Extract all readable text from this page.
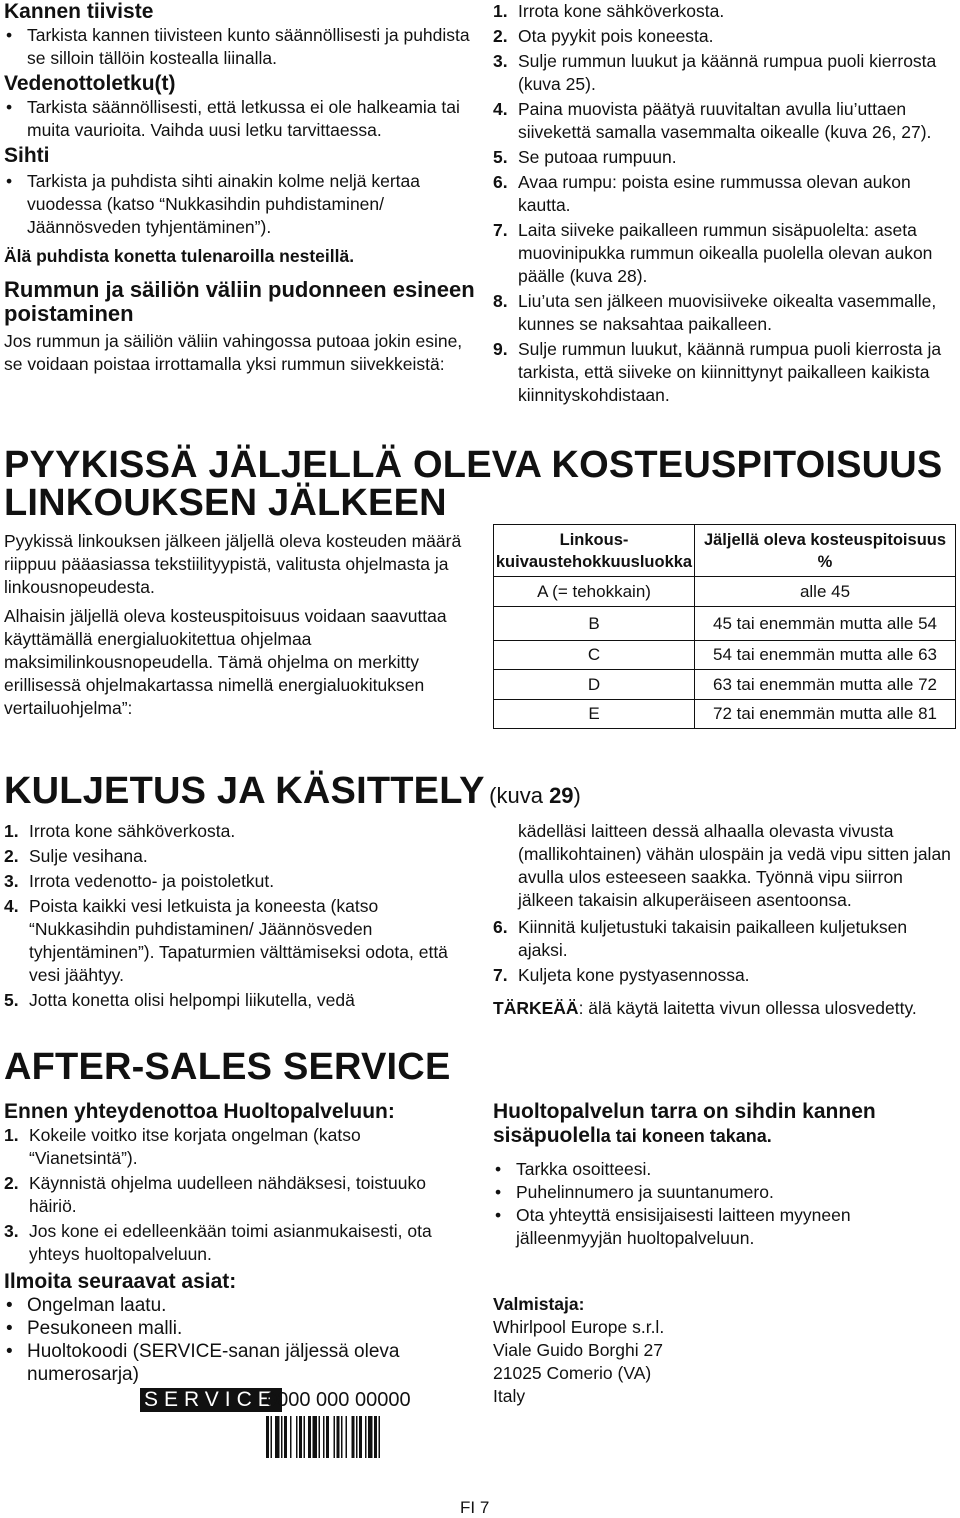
Kannen tiiviste
• Tarkista kannen tiivisteen kunto säännöllisesti ja puhdista se silloin tällöin kostealla liinalla.
Vedenottoletku(t)
• Tarkista säännöllisesti, että letkussa ei ole halkeamia tai muita vaurioita. Vaihda uusi letku tarvittaessa.
Sihti
• Tarkista ja puhdista sihti ainakin kolme neljä kertaa vuodessa (katso “Nukkasihdin puhdistaminen/ Jäännösveden tyhjentäminen”).
Älä puhdista konetta tulenaroilla nesteillä.
Rummun ja säiliön väliin pudonneen esineen poistaminen
Jos rummun ja säiliön väliin vahingossa putoaa jokin esine, se voidaan poistaa irrottamalla yksi rummun siivekkeistä:
1. Irrota kone sähköverkosta.
2. Ota pyykit pois koneesta.
3. Sulje rummun luukut ja käännä rumpua puoli kierrosta (kuva 25).
4. Paina muovista päätyä ruuvitaltan avulla liu’uttaen siivekettä samalla vasemmalta oikealle (kuva 26, 27).
5. Se putoaa rumpuun.
6. Avaa rumpu: poista esine rummussa olevan aukon kautta.
7. Laita siiveke paikalleen rummun sisäpuolelta: aseta muovinipukka rummun oikealla puolella olevan aukon päälle (kuva 28).
8. Liu’uta sen jälkeen muovisiiveke oikealta vasemmalle, kunnes se naksahtaa paikalleen.
9. Sulje rummun luukut, käännä rumpua puoli kierrosta ja tarkista, että siiveke on kiinnittynyt paikalleen kaikista kiinnityskohdistaan.
PYYKISSÄ JÄLJELLÄ OLEVA KOSTEUSPITOISUUS
LINKOUKSEN JÄLKEEN
Pyykissä linkouksen jälkeen jäljellä oleva kosteuden määrä riippuu pääasiassa tekstiilityypistä, valitusta ohjelmasta ja linkousnopeudesta.
Alhaisin jäljellä oleva kosteuspitoisuus voidaan saavuttaa käyttämällä energialuokitettua ohjelmaa maksimilinkousnopeudella. Tämä ohjelma on merkitty erillisessä ohjelmakartassa nimellä energialuokituksen vertailuohjelma”:
Linkous-kuivaustehokkuusluokka	Jäljellä oleva kosteuspitoisuus %
A (= tehokkain)	alle 45
B	45 tai enemmän mutta alle 54
C	54 tai enemmän mutta alle 63
D	63 tai enemmän mutta alle 72
E	72 tai enemmän mutta alle 81
KULJETUS JA KÄSITTELY (kuva 29)
1. Irrota kone sähköverkosta.
2. Sulje vesihana.
3. Irrota vedenotto- ja poistoletkut.
4. Poista kaikki vesi letkuista ja koneesta (katso “Nukkasihdin puhdistaminen/ Jäännösveden tyhjentäminen”). Tapaturmien välttämiseksi odota, että vesi jäähtyy.
5. Jotta konetta olisi helpompi liikutella, vedä
kädelläsi laitteen dessä alhaalla olevasta vivusta (mallikohtainen) vähän ulospäin ja vedä vipu sitten jalan avulla ulos esteeseen saakka. Työnnä vipu siirron jälkeen takaisin alkuperäiseen asentoonsa.
6. Kiinnitä kuljetustuki takaisin paikalleen kuljetuksen ajaksi.
7. Kuljeta kone pystyasennossa.
TÄRKEÄÄ: älä käytä laitetta vivun ollessa ulosvedetty.
AFTER-SALES SERVICE
Ennen yhteydenottoa Huoltopalveluun:
1. Kokeile voitko itse korjata ongelman (katso “Vianetsintä”).
2. Käynnistä ohjelma uudelleen nähdäksesi, toistuuko häiriö.
3. Jos kone ei edelleenkään toimi asianmukaisesti, ota yhteys huoltopalveluun.
Ilmoita seuraavat asiat:
• Ongelman laatu.
• Pesukoneen malli.
• Huoltokoodi (SERVICE-sanan jäljessä oleva numerosarja)
SERVICE
0000 000 00000
Huoltopalvelun tarra on sihdin kannen sisäpuolella tai koneen takana.
• Tarkka osoitteesi.
• Puhelinnumero ja suuntanumero.
• Ota yhteyttä ensisijaisesti laitteen myyneen jälleenmyyjän huoltopalveluun.
Valmistaja:
Whirlpool Europe s.r.l.
Viale Guido Borghi 27
21025 Comerio (VA)
Italy
FI 7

• _GOAL_:
Quote the records in their entirety, keeping the wording exact and excluding pictures.

• _SOLVED PROBLEM_:
Extract all readable text from this page.
Kannen tiiviste
• Tarkista kannen tiivisteen kunto säännöllisesti ja puhdista se silloin tällöin kostealla liinalla.
Vedenottoletku(t)
• Tarkista säännöllisesti, että letkussa ei ole halkeamia tai muita vaurioita. Vaihda uusi letku tarvittaessa.
Sihti
• Tarkista ja puhdista sihti ainakin kolme neljä kertaa vuodessa (katso “Nukkasihdin puhdistaminen/ Jäännösveden tyhjentäminen”).
Älä puhdista konetta tulenaroilla nesteillä.
Rummun ja säiliön väliin pudonneen esineen poistaminen
Jos rummun ja säiliön väliin vahingossa putoaa jokin esine, se voidaan poistaa irrottamalla yksi rummun siivekkeistä:
1. Irrota kone sähköverkosta.
2. Ota pyykit pois koneesta.
3. Sulje rummun luukut ja käännä rumpua puoli kierrosta (kuva 25).
4. Paina muovista päätyä ruuvitaltan avulla liu’uttaen siivekettä samalla vasemmalta oikealle (kuva 26, 27).
5. Se putoaa rumpuun.
6. Avaa rumpu: poista esine rummussa olevan aukon kautta.
7. Laita siiveke paikalleen rummun sisäpuolelta: aseta muovinipukka rummun oikealla puolella olevan aukon päälle (kuva 28).
8. Liu’uta sen jälkeen muovisiiveke oikealta vasemmalle, kunnes se naksahtaa paikalleen.
9. Sulje rummun luukut, käännä rumpua puoli kierrosta ja tarkista, että siiveke on kiinnittynyt paikalleen kaikista kiinnityskohdistaan.
PYYKISSÄ JÄLJELLÄ OLEVA KOSTEUSPITOISUUS
LINKOUKSEN JÄLKEEN
Pyykissä linkouksen jälkeen jäljellä oleva kosteuden määrä riippuu pääasiassa tekstiilityypistä, valitusta ohjelmasta ja linkousnopeudesta.
Alhaisin jäljellä oleva kosteuspitoisuus voidaan saavuttaa käyttämällä energialuokitettua ohjelmaa maksimilinkousnopeudella. Tämä ohjelma on merkitty erillisessä ohjelmakartassa nimellä energialuokituksen vertailuohjelma”:
Linkous-kuivaustehokkuusluokka	Jäljellä oleva kosteuspitoisuus %
A (= tehokkain)	alle 45
B	45 tai enemmän mutta alle 54
C	54 tai enemmän mutta alle 63
D	63 tai enemmän mutta alle 72
E	72 tai enemmän mutta alle 81
KULJETUS JA KÄSITTELY (kuva 29)
1. Irrota kone sähköverkosta.
2. Sulje vesihana.
3. Irrota vedenotto- ja poistoletkut.
4. Poista kaikki vesi letkuista ja koneesta (katso “Nukkasihdin puhdistaminen/ Jäännösveden tyhjentäminen”). Tapaturmien välttämiseksi odota, että vesi jäähtyy.
5. Jotta konetta olisi helpompi liikutella, vedä
kädelläsi laitteen dessä alhaalla olevasta vivusta (mallikohtainen) vähän ulospäin ja vedä vipu sitten jalan avulla ulos esteeseen saakka. Työnnä vipu siirron jälkeen takaisin alkuperäiseen asentoonsa.
6. Kiinnitä kuljetustuki takaisin paikalleen kuljetuksen ajaksi.
7. Kuljeta kone pystyasennossa.
TÄRKEÄÄ: älä käytä laitetta vivun ollessa ulosvedetty.
AFTER-SALES SERVICE
Ennen yhteydenottoa Huoltopalveluun:
1. Kokeile voitko itse korjata ongelman (katso “Vianetsintä”).
2. Käynnistä ohjelma uudelleen nähdäksesi, toistuuko häiriö.
3. Jos kone ei edelleenkään toimi asianmukaisesti, ota yhteys huoltopalveluun.
Ilmoita seuraavat asiat:
• Ongelman laatu.
• Pesukoneen malli.
• Huoltokoodi (SERVICE-sanan jäljessä oleva numerosarja)
SERVICE
0000 000 00000
Huoltopalvelun tarra on sihdin kannen sisäpuolella tai koneen takana.
• Tarkka osoitteesi.
• Puhelinnumero ja suuntanumero.
• Ota yhteyttä ensisijaisesti laitteen myyneen jälleenmyyjän huoltopalveluun.
Valmistaja:
Whirlpool Europe s.r.l.
Viale Guido Borghi 27
21025 Comerio (VA)
Italy
FI 7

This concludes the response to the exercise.